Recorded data
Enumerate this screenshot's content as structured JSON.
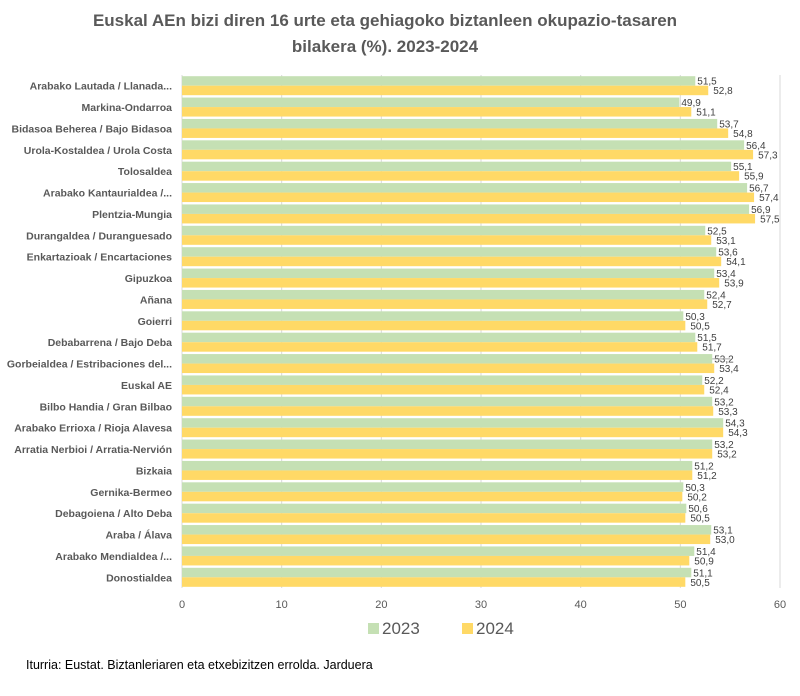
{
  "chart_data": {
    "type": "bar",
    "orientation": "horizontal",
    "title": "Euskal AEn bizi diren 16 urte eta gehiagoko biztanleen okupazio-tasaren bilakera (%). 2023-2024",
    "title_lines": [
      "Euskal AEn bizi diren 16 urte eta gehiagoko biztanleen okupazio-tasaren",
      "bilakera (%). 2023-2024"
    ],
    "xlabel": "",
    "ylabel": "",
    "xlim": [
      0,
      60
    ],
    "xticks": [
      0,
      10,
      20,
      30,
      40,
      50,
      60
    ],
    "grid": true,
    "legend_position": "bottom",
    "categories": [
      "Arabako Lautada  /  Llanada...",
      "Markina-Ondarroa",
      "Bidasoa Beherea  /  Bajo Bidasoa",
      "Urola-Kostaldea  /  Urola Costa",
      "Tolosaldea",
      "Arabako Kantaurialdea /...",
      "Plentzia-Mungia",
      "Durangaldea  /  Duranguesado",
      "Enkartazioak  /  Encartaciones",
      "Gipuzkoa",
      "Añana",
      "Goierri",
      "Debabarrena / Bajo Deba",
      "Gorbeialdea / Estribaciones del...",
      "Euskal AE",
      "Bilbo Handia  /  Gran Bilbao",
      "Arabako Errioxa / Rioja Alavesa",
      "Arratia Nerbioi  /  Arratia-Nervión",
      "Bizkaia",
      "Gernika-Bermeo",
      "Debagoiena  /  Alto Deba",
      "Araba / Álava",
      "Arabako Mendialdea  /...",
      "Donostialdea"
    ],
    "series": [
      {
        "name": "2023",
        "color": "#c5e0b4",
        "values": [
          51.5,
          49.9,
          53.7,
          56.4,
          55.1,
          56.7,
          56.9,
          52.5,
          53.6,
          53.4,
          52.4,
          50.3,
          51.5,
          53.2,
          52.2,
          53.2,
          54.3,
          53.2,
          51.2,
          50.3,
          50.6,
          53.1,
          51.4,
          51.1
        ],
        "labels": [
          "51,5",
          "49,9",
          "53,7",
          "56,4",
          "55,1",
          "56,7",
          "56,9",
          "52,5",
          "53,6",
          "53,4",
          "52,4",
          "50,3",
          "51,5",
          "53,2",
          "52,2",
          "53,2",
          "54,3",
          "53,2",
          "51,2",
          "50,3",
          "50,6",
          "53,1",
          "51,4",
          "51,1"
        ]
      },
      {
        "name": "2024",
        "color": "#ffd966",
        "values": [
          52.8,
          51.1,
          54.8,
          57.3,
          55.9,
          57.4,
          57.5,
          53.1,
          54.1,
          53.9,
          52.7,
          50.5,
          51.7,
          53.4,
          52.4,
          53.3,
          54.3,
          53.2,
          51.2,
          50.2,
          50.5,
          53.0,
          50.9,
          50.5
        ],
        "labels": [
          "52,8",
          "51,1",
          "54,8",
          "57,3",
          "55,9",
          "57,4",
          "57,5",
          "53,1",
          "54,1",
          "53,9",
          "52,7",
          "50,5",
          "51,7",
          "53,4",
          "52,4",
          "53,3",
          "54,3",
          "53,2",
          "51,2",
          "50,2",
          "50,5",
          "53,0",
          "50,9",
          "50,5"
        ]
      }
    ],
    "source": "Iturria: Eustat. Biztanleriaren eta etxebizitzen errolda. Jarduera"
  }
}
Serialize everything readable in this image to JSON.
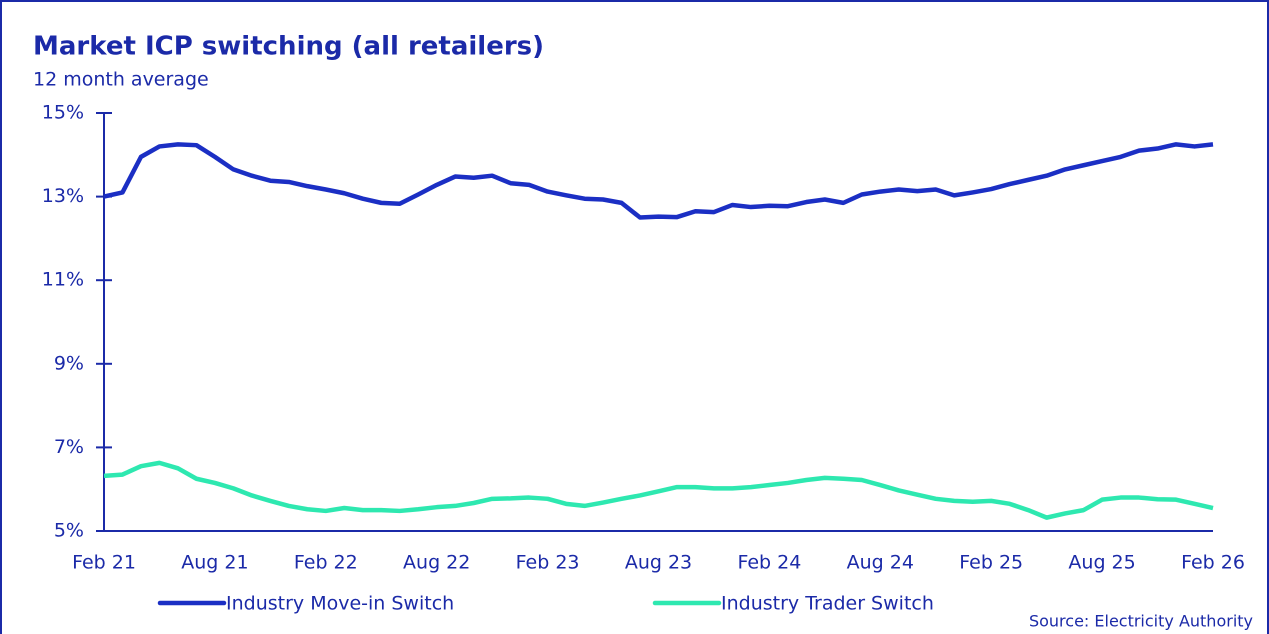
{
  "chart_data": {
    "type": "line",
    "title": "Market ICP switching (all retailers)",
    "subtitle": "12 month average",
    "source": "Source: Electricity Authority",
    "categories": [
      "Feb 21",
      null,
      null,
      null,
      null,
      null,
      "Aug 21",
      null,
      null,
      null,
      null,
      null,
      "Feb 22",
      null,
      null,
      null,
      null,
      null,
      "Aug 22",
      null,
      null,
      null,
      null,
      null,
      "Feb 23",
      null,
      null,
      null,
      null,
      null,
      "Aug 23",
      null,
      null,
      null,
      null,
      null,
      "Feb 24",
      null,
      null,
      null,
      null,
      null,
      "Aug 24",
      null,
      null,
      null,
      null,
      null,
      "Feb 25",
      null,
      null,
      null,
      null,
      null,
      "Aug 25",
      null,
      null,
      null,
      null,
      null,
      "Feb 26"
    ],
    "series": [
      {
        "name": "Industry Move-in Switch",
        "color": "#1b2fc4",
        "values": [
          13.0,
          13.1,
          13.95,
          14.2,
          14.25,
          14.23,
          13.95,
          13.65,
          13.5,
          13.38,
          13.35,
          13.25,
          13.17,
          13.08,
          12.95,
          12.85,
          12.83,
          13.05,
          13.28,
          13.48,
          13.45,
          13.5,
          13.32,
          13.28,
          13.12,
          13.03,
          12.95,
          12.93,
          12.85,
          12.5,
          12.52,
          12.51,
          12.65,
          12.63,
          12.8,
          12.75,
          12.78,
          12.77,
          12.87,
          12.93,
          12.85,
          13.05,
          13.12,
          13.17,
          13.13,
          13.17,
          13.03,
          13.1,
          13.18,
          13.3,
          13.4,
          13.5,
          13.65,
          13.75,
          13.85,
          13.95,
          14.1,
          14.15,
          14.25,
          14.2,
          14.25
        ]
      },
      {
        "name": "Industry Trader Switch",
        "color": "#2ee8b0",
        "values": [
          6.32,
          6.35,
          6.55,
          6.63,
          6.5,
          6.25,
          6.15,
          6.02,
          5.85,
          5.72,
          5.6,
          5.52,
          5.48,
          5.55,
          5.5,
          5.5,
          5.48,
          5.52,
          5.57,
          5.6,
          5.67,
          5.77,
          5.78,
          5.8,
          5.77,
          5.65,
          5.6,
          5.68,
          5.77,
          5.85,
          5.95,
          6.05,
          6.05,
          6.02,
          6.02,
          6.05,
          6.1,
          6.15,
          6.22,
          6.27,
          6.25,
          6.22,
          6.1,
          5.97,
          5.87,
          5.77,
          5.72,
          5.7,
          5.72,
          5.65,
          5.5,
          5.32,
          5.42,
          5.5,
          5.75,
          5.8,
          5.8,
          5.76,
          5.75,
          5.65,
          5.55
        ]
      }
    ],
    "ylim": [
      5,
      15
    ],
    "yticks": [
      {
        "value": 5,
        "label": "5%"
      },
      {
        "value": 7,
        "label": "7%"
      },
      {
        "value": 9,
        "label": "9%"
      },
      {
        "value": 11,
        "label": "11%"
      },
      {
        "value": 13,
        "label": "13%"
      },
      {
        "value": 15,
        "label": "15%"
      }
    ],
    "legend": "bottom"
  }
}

PROBLEM DETAILS
Print out the material word for word, omitting the pictures.

OUTPUT FOR THIS TASK
Enumerate this screenshot's content as structured JSON.
{
  "chart_data": {
    "type": "bar",
    "orientation": "horizontal",
    "title": "Euskal AEn bizi diren 16 urte eta gehiagoko biztanleen okupazio-tasaren bilakera (%). 2023-2024",
    "title_lines": [
      "Euskal AEn bizi diren 16 urte eta gehiagoko biztanleen okupazio-tasaren",
      "bilakera (%). 2023-2024"
    ],
    "xlabel": "",
    "ylabel": "",
    "xlim": [
      0,
      60
    ],
    "xticks": [
      0,
      10,
      20,
      30,
      40,
      50,
      60
    ],
    "grid": true,
    "legend_position": "bottom",
    "categories": [
      "Arabako Lautada  /  Llanada...",
      "Markina-Ondarroa",
      "Bidasoa Beherea  /  Bajo Bidasoa",
      "Urola-Kostaldea  /  Urola Costa",
      "Tolosaldea",
      "Arabako Kantaurialdea /...",
      "Plentzia-Mungia",
      "Durangaldea  /  Duranguesado",
      "Enkartazioak  /  Encartaciones",
      "Gipuzkoa",
      "Añana",
      "Goierri",
      "Debabarrena / Bajo Deba",
      "Gorbeialdea / Estribaciones del...",
      "Euskal AE",
      "Bilbo Handia  /  Gran Bilbao",
      "Arabako Errioxa / Rioja Alavesa",
      "Arratia Nerbioi  /  Arratia-Nervión",
      "Bizkaia",
      "Gernika-Bermeo",
      "Debagoiena  /  Alto Deba",
      "Araba / Álava",
      "Arabako Mendialdea  /...",
      "Donostialdea"
    ],
    "series": [
      {
        "name": "2023",
        "color": "#c5e0b4",
        "values": [
          51.5,
          49.9,
          53.7,
          56.4,
          55.1,
          56.7,
          56.9,
          52.5,
          53.6,
          53.4,
          52.4,
          50.3,
          51.5,
          53.2,
          52.2,
          53.2,
          54.3,
          53.2,
          51.2,
          50.3,
          50.6,
          53.1,
          51.4,
          51.1
        ],
        "labels": [
          "51,5",
          "49,9",
          "53,7",
          "56,4",
          "55,1",
          "56,7",
          "56,9",
          "52,5",
          "53,6",
          "53,4",
          "52,4",
          "50,3",
          "51,5",
          "53,2",
          "52,2",
          "53,2",
          "54,3",
          "53,2",
          "51,2",
          "50,3",
          "50,6",
          "53,1",
          "51,4",
          "51,1"
        ]
      },
      {
        "name": "2024",
        "color": "#ffd966",
        "values": [
          52.8,
          51.1,
          54.8,
          57.3,
          55.9,
          57.4,
          57.5,
          53.1,
          54.1,
          53.9,
          52.7,
          50.5,
          51.7,
          53.4,
          52.4,
          53.3,
          54.3,
          53.2,
          51.2,
          50.2,
          50.5,
          53.0,
          50.9,
          50.5
        ],
        "labels": [
          "52,8",
          "51,1",
          "54,8",
          "57,3",
          "55,9",
          "57,4",
          "57,5",
          "53,1",
          "54,1",
          "53,9",
          "52,7",
          "50,5",
          "51,7",
          "53,4",
          "52,4",
          "53,3",
          "54,3",
          "53,2",
          "51,2",
          "50,2",
          "50,5",
          "53,0",
          "50,9",
          "50,5"
        ]
      }
    ],
    "source": "Iturria: Eustat. Biztanleriaren eta etxebizitzen errolda. Jarduera"
  }
}
Serialize everything readable in this image to JSON.
{
  "chart_data": {
    "type": "line",
    "title": "Market ICP switching (all retailers)",
    "subtitle": "12 month average",
    "source": "Source: Electricity Authority",
    "categories": [
      "Feb 21",
      null,
      null,
      null,
      null,
      null,
      "Aug 21",
      null,
      null,
      null,
      null,
      null,
      "Feb 22",
      null,
      null,
      null,
      null,
      null,
      "Aug 22",
      null,
      null,
      null,
      null,
      null,
      "Feb 23",
      null,
      null,
      null,
      null,
      null,
      "Aug 23",
      null,
      null,
      null,
      null,
      null,
      "Feb 24",
      null,
      null,
      null,
      null,
      null,
      "Aug 24",
      null,
      null,
      null,
      null,
      null,
      "Feb 25",
      null,
      null,
      null,
      null,
      null,
      "Aug 25",
      null,
      null,
      null,
      null,
      null,
      "Feb 26"
    ],
    "series": [
      {
        "name": "Industry Move-in Switch",
        "color": "#1b2fc4",
        "values": [
          13.0,
          13.1,
          13.95,
          14.2,
          14.25,
          14.23,
          13.95,
          13.65,
          13.5,
          13.38,
          13.35,
          13.25,
          13.17,
          13.08,
          12.95,
          12.85,
          12.83,
          13.05,
          13.28,
          13.48,
          13.45,
          13.5,
          13.32,
          13.28,
          13.12,
          13.03,
          12.95,
          12.93,
          12.85,
          12.5,
          12.52,
          12.51,
          12.65,
          12.63,
          12.8,
          12.75,
          12.78,
          12.77,
          12.87,
          12.93,
          12.85,
          13.05,
          13.12,
          13.17,
          13.13,
          13.17,
          13.03,
          13.1,
          13.18,
          13.3,
          13.4,
          13.5,
          13.65,
          13.75,
          13.85,
          13.95,
          14.1,
          14.15,
          14.25,
          14.2,
          14.25
        ]
      },
      {
        "name": "Industry Trader Switch",
        "color": "#2ee8b0",
        "values": [
          6.32,
          6.35,
          6.55,
          6.63,
          6.5,
          6.25,
          6.15,
          6.02,
          5.85,
          5.72,
          5.6,
          5.52,
          5.48,
          5.55,
          5.5,
          5.5,
          5.48,
          5.52,
          5.57,
          5.6,
          5.67,
          5.77,
          5.78,
          5.8,
          5.77,
          5.65,
          5.6,
          5.68,
          5.77,
          5.85,
          5.95,
          6.05,
          6.05,
          6.02,
          6.02,
          6.05,
          6.1,
          6.15,
          6.22,
          6.27,
          6.25,
          6.22,
          6.1,
          5.97,
          5.87,
          5.77,
          5.72,
          5.7,
          5.72,
          5.65,
          5.5,
          5.32,
          5.42,
          5.5,
          5.75,
          5.8,
          5.8,
          5.76,
          5.75,
          5.65,
          5.55
        ]
      }
    ],
    "ylim": [
      5,
      15
    ],
    "yticks": [
      {
        "value": 5,
        "label": "5%"
      },
      {
        "value": 7,
        "label": "7%"
      },
      {
        "value": 9,
        "label": "9%"
      },
      {
        "value": 11,
        "label": "11%"
      },
      {
        "value": 13,
        "label": "13%"
      },
      {
        "value": 15,
        "label": "15%"
      }
    ],
    "legend": "bottom"
  }
}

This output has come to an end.